What to produce: Track down the lines that contain "provsvar" and copy them.

####

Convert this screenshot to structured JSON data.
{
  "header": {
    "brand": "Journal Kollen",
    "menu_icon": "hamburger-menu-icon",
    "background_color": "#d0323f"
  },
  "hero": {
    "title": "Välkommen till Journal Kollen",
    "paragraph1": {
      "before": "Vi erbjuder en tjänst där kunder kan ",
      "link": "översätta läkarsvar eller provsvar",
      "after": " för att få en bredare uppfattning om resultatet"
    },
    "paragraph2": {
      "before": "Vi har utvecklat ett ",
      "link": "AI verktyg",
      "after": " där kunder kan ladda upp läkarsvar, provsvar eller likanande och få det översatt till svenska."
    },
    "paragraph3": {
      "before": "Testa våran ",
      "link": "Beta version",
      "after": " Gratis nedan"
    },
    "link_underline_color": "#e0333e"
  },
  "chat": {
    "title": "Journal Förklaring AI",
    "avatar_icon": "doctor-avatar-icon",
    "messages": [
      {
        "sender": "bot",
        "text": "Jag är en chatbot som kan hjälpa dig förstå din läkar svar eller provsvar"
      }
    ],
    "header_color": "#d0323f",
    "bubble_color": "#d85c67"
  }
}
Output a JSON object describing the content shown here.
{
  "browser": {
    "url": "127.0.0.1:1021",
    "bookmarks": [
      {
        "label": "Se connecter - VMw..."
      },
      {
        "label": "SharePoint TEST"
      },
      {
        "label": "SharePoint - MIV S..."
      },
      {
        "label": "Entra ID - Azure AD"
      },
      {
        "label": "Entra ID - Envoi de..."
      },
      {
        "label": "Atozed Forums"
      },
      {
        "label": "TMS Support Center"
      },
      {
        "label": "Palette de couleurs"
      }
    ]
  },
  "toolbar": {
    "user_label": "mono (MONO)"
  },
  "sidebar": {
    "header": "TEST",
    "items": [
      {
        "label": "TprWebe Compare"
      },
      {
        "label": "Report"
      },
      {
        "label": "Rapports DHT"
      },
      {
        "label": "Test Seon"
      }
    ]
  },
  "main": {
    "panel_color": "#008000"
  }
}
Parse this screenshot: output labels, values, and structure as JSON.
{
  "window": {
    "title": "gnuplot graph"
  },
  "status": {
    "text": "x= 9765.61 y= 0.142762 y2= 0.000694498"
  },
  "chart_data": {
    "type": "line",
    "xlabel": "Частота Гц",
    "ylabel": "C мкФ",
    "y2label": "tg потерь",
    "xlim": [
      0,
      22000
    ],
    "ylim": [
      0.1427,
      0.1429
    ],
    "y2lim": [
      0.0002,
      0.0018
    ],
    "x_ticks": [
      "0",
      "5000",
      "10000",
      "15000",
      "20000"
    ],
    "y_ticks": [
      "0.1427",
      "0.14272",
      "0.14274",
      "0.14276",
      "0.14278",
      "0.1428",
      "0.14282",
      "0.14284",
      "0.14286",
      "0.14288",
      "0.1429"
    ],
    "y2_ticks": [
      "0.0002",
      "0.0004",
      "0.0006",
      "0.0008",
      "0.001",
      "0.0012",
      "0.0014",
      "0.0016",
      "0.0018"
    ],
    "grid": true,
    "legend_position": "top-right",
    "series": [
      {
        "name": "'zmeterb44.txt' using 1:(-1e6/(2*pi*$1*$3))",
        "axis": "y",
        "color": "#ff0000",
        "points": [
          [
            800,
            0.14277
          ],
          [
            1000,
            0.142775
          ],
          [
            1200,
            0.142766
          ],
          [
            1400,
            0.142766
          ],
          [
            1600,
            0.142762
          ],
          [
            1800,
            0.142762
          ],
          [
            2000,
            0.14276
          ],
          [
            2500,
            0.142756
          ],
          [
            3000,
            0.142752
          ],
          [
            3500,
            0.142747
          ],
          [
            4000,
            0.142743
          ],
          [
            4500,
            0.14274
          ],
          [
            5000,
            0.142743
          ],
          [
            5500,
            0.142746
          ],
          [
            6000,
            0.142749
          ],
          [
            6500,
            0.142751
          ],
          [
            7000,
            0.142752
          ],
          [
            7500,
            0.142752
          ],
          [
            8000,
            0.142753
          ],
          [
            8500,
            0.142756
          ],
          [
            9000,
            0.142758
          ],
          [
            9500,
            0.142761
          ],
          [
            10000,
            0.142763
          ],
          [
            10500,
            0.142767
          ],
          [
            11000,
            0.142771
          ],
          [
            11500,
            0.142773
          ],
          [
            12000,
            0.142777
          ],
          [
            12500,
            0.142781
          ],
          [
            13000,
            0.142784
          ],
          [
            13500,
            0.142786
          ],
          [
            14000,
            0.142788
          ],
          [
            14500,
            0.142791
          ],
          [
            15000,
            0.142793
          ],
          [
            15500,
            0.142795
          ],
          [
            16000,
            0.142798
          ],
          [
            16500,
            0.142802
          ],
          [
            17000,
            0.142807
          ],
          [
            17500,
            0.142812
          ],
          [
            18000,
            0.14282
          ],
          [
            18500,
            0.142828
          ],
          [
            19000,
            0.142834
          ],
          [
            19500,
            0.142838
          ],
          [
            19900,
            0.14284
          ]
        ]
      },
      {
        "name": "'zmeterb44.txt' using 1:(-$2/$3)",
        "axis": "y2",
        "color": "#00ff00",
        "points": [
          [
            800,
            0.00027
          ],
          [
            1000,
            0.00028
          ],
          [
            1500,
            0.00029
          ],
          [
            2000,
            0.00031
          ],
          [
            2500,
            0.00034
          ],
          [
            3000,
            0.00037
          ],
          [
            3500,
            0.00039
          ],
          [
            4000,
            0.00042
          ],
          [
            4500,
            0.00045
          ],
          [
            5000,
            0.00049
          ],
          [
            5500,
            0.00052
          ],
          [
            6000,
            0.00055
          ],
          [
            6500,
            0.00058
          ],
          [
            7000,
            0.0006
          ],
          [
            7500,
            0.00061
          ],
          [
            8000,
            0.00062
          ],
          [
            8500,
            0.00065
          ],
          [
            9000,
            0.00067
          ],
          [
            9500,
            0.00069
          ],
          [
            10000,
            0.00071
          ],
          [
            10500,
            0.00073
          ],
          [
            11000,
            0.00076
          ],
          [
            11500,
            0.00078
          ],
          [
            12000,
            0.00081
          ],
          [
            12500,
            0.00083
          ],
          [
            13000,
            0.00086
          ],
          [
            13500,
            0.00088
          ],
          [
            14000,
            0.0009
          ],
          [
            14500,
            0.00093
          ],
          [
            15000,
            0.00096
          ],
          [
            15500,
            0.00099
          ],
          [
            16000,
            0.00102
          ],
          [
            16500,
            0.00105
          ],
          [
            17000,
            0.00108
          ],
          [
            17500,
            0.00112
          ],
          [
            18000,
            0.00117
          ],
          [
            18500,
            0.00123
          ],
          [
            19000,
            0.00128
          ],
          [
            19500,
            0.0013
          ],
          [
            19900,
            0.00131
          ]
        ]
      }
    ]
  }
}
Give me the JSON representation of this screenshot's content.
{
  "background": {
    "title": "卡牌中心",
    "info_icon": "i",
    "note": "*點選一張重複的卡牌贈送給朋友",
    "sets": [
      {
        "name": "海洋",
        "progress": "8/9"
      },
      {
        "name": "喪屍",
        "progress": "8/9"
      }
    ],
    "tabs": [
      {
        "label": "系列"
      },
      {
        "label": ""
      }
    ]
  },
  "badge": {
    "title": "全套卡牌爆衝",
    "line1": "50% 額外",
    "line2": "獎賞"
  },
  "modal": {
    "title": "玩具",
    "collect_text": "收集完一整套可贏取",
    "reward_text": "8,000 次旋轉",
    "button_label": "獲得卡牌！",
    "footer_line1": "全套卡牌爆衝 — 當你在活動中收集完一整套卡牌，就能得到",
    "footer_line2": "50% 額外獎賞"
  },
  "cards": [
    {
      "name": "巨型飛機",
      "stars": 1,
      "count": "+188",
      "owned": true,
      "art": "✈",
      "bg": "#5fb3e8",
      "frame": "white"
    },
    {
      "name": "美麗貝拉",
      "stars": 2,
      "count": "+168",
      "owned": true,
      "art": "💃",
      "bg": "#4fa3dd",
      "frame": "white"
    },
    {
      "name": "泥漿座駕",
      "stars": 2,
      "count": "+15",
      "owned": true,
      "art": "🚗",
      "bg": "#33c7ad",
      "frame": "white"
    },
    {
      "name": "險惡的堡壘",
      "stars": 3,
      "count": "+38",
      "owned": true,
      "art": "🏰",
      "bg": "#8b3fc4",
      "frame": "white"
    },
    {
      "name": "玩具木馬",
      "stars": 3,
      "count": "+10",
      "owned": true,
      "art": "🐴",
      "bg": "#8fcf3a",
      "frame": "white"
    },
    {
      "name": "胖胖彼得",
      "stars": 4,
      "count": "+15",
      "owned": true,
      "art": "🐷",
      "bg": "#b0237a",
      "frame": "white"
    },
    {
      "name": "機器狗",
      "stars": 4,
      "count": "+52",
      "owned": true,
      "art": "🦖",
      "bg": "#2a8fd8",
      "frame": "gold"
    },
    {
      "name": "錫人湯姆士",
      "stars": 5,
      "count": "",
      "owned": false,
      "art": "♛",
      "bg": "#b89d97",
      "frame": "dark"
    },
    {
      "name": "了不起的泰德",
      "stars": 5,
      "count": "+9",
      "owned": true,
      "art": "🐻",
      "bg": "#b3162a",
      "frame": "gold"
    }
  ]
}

####

The output:
      "link": "översätta läkarsvar eller provsvar",
      "after": " där kunder kan ladda upp läkarsvar, provsvar eller likanande och få det översatt till svenska."
        "text": "Jag är en chatbot som kan hjälpa dig förstå din läkar svar eller provsvar"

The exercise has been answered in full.